_Challenge_
Below are some entries; can you quote all of them exactly?
— Begin Rows —
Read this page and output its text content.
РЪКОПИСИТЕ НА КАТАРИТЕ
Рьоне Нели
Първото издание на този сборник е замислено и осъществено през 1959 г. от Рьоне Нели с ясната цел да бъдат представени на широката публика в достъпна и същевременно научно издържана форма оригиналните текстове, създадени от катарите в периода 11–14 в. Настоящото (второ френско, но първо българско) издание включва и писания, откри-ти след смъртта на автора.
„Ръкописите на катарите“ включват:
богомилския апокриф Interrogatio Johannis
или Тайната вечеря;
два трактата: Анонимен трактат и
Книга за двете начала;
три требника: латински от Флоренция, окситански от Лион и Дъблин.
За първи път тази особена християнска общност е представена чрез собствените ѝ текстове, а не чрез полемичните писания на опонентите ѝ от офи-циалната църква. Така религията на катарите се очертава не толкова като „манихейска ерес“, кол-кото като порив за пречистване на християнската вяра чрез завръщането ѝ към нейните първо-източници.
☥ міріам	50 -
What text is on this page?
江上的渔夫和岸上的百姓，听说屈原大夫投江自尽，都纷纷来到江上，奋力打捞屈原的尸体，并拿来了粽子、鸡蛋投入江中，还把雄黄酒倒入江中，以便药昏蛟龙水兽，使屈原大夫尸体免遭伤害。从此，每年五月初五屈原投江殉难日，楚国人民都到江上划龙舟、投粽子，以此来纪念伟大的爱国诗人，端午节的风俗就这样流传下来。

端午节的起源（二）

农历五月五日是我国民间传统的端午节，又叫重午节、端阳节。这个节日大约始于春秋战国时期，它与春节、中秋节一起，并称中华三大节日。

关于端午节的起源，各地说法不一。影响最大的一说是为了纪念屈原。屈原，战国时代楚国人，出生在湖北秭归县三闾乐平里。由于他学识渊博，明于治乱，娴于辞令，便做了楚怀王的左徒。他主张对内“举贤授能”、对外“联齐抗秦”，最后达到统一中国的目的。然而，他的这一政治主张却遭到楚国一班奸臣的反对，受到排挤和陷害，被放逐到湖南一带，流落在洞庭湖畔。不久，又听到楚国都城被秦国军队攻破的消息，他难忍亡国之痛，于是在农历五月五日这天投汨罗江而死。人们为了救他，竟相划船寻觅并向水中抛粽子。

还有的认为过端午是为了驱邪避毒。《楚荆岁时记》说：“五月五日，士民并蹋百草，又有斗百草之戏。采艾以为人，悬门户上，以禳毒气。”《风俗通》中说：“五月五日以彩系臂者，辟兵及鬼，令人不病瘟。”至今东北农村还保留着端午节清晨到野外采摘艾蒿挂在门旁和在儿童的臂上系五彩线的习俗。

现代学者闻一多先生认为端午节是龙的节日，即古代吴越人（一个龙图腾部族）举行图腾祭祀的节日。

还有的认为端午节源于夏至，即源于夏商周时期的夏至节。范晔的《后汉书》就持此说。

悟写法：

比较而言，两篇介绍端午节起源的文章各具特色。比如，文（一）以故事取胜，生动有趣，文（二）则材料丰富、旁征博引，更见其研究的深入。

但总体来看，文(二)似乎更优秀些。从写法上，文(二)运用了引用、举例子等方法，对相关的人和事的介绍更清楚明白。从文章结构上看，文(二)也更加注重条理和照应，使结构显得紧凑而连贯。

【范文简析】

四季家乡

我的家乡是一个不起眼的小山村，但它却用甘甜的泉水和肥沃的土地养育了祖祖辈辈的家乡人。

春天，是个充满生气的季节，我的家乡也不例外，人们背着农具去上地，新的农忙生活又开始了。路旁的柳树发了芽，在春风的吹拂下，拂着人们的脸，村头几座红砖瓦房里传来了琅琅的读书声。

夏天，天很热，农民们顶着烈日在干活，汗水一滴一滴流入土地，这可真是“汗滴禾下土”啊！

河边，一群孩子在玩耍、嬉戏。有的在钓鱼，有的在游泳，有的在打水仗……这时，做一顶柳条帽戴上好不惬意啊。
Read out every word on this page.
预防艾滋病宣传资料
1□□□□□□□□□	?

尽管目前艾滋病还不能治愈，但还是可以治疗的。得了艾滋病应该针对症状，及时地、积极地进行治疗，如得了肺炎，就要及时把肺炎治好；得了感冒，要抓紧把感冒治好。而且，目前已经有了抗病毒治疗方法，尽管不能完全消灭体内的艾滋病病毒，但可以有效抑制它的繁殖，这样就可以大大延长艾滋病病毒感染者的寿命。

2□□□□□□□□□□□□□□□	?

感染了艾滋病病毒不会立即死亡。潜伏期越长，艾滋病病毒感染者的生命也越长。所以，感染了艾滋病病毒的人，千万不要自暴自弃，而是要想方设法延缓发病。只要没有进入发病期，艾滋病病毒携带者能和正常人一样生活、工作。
— End Rows —
_Answer_
Read this page and output its text content.
РЪКОПИСИТЕ НА КАТАРИТЕ
Рьоне Нели
Първото издание на този сборник е замислено и осъществено през 1959 г. от Рьоне Нели с ясната цел да бъдат представени на широката публика в достъпна и същевременно научно издържана форма оригиналните текстове, създадени от катарите в периода 11–14 в. Настоящото (второ френско, но първо българско) издание включва и писания, откри-ти след смъртта на автора.
„Ръкописите на катарите“ включват:
богомилския апокриф Interrogatio Johannis
или Тайната вечеря;
два трактата: Анонимен трактат и
Книга за двете начала;
три требника: латински от Флоренция, окситански от Лион и Дъблин.
За първи път тази особена християнска общност е представена чрез собствените ѝ текстове, а не чрез полемичните писания на опонентите ѝ от офи-циалната църква. Така религията на катарите се очертава не толкова като „манихейска ерес“, кол-кото като порив за пречистване на християнската вяра чрез завръщането ѝ към нейните първо-източници.
☥ міріам	50 -
What text is on this page?
江上的渔夫和岸上的百姓，听说屈原大夫投江自尽，都纷纷来到江上，奋力打捞屈原的尸体，并拿来了粽子、鸡蛋投入江中，还把雄黄酒倒入江中，以便药昏蛟龙水兽，使屈原大夫尸体免遭伤害。从此，每年五月初五屈原投江殉难日，楚国人民都到江上划龙舟、投粽子，以此来纪念伟大的爱国诗人，端午节的风俗就这样流传下来。

端午节的起源（二）

农历五月五日是我国民间传统的端午节，又叫重午节、端阳节。这个节日大约始于春秋战国时期，它与春节、中秋节一起，并称中华三大节日。

关于端午节的起源，各地说法不一。影响最大的一说是为了纪念屈原。屈原，战国时代楚国人，出生在湖北秭归县三闾乐平里。由于他学识渊博，明于治乱，娴于辞令，便做了楚怀王的左徒。他主张对内“举贤授能”、对外“联齐抗秦”，最后达到统一中国的目的。然而，他的这一政治主张却遭到楚国一班奸臣的反对，受到排挤和陷害，被放逐到湖南一带，流落在洞庭湖畔。不久，又听到楚国都城被秦国军队攻破的消息，他难忍亡国之痛，于是在农历五月五日这天投汨罗江而死。人们为了救他，竟相划船寻觅并向水中抛粽子。

还有的认为过端午是为了驱邪避毒。《楚荆岁时记》说：“五月五日，士民并蹋百草，又有斗百草之戏。采艾以为人，悬门户上，以禳毒气。”《风俗通》中说：“五月五日以彩系臂者，辟兵及鬼，令人不病瘟。”至今东北农村还保留着端午节清晨到野外采摘艾蒿挂在门旁和在儿童的臂上系五彩线的习俗。

现代学者闻一多先生认为端午节是龙的节日，即古代吴越人（一个龙图腾部族）举行图腾祭祀的节日。

还有的认为端午节源于夏至，即源于夏商周时期的夏至节。范晔的《后汉书》就持此说。

悟写法：

比较而言，两篇介绍端午节起源的文章各具特色。比如，文（一）以故事取胜，生动有趣，文（二）则材料丰富、旁征博引，更见其研究的深入。

但总体来看，文(二)似乎更优秀些。从写法上，文(二)运用了引用、举例子等方法，对相关的人和事的介绍更清楚明白。从文章结构上看，文(二)也更加注重条理和照应，使结构显得紧凑而连贯。

【范文简析】

四季家乡

我的家乡是一个不起眼的小山村，但它却用甘甜的泉水和肥沃的土地养育了祖祖辈辈的家乡人。

春天，是个充满生气的季节，我的家乡也不例外，人们背着农具去上地，新的农忙生活又开始了。路旁的柳树发了芽，在春风的吹拂下，拂着人们的脸，村头几座红砖瓦房里传来了琅琅的读书声。

夏天，天很热，农民们顶着烈日在干活，汗水一滴一滴流入土地，这可真是“汗滴禾下土”啊！

河边，一群孩子在玩耍、嬉戏。有的在钓鱼，有的在游泳，有的在打水仗……这时，做一顶柳条帽戴上好不惬意啊。
Read out every word on this page.
预防艾滋病宣传资料
1□□□□□□□□□	?

尽管目前艾滋病还不能治愈，但还是可以治疗的。得了艾滋病应该针对症状，及时地、积极地进行治疗，如得了肺炎，就要及时把肺炎治好；得了感冒，要抓紧把感冒治好。而且，目前已经有了抗病毒治疗方法，尽管不能完全消灭体内的艾滋病病毒，但可以有效抑制它的繁殖，这样就可以大大延长艾滋病病毒感染者的寿命。

2□□□□□□□□□□□□□□□	?

感染了艾滋病病毒不会立即死亡。潜伏期越长，艾滋病病毒感染者的生命也越长。所以，感染了艾滋病病毒的人，千万不要自暴自弃，而是要想方设法延缓发病。只要没有进入发病期，艾滋病病毒携带者能和正常人一样生活、工作。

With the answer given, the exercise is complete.